## WHAT IS EXPECTED:
Show every line below where "annotation" can be found.
-- Begin --
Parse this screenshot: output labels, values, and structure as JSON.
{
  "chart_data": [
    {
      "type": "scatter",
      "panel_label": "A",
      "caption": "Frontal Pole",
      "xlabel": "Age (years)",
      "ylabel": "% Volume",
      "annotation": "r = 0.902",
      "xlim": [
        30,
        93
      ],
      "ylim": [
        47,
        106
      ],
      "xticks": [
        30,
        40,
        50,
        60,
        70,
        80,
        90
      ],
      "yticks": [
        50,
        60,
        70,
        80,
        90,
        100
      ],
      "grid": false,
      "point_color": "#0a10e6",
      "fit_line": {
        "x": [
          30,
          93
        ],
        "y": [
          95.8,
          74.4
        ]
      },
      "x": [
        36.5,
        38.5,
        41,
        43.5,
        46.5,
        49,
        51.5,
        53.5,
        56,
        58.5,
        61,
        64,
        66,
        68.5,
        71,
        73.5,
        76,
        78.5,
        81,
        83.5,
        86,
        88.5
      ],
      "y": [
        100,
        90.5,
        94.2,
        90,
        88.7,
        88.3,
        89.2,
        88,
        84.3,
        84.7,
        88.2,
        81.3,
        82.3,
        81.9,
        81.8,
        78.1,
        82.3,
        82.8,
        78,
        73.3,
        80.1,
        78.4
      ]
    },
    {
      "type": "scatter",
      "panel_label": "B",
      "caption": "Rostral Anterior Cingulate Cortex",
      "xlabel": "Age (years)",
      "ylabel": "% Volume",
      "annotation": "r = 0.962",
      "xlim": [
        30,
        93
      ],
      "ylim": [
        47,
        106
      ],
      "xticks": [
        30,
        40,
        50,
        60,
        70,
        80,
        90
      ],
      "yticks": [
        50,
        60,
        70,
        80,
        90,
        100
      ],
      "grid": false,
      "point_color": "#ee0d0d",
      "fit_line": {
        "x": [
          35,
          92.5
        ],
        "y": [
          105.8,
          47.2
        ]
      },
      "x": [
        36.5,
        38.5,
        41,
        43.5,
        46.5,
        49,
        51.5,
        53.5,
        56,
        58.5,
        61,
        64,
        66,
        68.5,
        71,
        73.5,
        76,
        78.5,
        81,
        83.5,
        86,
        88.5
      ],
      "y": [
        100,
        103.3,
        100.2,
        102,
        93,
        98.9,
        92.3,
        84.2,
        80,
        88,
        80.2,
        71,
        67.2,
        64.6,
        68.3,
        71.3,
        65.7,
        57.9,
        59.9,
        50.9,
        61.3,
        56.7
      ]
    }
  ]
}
-- End --
## WRITTEN REPLY:
      "annotation": "r = 0.902",
      "annotation": "r = 0.962",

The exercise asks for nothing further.